Short problem: Your task is to gather the lines below that hold the string "JSON".

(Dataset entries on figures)
## Start

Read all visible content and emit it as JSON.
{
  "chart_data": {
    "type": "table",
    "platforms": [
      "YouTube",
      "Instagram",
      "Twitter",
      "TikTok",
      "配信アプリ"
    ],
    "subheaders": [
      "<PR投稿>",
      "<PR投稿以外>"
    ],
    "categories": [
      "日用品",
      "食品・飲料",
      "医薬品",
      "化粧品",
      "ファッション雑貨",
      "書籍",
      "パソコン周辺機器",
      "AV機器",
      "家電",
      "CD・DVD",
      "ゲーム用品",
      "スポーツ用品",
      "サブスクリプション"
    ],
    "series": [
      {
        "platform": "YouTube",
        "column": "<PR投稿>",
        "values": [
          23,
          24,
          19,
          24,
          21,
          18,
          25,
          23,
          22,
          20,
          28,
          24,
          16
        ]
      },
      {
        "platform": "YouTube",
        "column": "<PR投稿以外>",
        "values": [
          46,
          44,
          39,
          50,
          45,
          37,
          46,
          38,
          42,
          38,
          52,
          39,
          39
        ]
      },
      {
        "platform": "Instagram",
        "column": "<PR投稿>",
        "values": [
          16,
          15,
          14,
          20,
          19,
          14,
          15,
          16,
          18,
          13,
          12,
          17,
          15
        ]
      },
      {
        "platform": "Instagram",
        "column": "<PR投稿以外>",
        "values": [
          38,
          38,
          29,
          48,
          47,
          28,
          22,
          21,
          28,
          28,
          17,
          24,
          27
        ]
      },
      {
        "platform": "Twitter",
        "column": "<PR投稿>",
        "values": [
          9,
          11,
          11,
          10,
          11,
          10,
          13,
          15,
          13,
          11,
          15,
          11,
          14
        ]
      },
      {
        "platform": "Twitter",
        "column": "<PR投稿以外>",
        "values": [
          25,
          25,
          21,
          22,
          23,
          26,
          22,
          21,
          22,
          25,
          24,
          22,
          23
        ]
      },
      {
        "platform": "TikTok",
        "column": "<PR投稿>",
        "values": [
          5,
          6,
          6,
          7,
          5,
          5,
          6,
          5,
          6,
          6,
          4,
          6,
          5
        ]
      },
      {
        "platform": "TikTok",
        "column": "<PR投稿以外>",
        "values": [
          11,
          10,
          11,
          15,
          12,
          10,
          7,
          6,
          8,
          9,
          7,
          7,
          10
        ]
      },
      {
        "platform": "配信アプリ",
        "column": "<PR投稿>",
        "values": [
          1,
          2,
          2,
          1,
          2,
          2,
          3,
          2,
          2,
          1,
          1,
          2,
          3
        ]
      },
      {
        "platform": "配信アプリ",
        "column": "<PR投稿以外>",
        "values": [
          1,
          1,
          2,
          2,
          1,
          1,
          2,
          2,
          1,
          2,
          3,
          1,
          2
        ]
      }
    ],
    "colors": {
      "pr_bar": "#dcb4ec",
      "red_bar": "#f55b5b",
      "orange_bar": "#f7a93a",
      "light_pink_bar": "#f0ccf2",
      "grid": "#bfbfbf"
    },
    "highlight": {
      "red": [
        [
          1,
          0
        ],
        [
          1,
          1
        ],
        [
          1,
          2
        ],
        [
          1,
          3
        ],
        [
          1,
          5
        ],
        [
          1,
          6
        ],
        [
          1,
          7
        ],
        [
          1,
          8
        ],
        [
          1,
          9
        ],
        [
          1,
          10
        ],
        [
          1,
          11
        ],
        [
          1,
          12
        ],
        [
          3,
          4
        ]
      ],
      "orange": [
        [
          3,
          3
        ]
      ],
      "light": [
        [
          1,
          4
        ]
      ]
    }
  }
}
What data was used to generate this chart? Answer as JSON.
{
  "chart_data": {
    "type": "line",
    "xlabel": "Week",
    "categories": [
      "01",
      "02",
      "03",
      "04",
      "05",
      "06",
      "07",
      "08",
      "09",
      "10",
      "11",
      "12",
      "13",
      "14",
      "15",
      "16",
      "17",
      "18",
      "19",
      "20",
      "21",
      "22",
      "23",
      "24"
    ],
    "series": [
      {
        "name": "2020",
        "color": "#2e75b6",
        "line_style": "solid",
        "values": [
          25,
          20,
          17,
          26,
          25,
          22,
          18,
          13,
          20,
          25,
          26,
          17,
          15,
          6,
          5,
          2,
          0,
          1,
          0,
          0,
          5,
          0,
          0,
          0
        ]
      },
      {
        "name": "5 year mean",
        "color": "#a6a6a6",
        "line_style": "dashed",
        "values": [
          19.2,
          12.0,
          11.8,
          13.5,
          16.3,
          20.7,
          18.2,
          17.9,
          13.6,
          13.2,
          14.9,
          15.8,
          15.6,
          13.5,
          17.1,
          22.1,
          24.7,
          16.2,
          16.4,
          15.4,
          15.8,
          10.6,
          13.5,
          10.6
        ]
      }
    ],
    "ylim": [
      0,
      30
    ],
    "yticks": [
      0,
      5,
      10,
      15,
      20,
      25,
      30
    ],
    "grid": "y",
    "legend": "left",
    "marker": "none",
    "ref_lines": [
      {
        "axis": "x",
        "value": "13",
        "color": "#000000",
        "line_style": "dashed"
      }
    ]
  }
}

## End

Full answer:
Read all visible content and emit it as JSON.
What data was used to generate this chart? Answer as JSON.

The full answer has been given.